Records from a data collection
·····

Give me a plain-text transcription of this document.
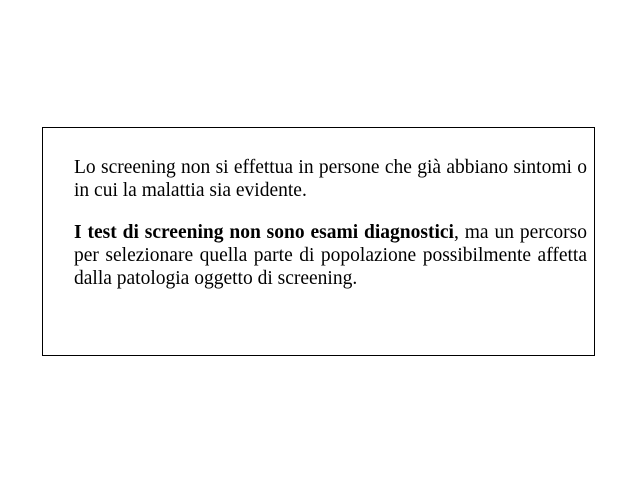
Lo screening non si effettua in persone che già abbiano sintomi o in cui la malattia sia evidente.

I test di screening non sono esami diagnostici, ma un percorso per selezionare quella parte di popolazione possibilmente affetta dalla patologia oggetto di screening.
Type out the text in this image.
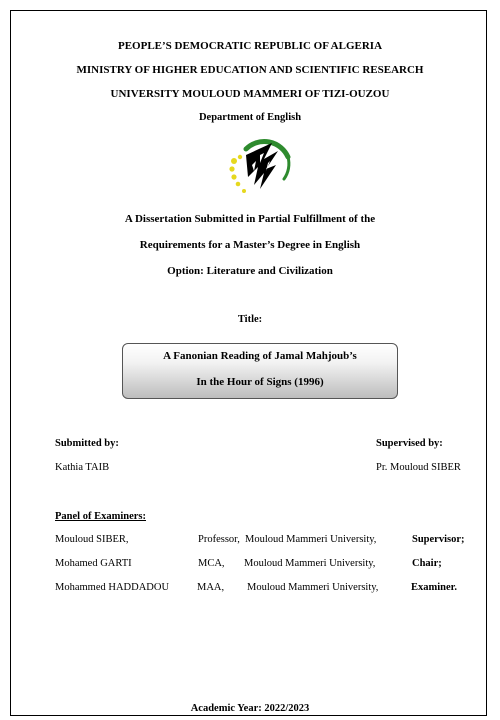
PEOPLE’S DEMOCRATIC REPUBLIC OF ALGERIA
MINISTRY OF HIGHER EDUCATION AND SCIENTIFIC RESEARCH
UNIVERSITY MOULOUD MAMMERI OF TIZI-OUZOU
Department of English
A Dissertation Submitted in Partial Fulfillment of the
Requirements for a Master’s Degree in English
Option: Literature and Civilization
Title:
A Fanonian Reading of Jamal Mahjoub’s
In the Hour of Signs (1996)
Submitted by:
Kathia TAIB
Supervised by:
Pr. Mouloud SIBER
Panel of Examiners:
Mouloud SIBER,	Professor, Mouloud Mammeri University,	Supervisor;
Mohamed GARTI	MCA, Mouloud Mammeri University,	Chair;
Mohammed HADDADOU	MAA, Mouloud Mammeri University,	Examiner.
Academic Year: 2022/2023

·····

WHAT YOU NEED TO DO: In the listing, find all lines with the string "Submitted" and copy them.

TASK OUTPUT:
A Dissertation Submitted in Partial Fulfillment of the
Submitted by:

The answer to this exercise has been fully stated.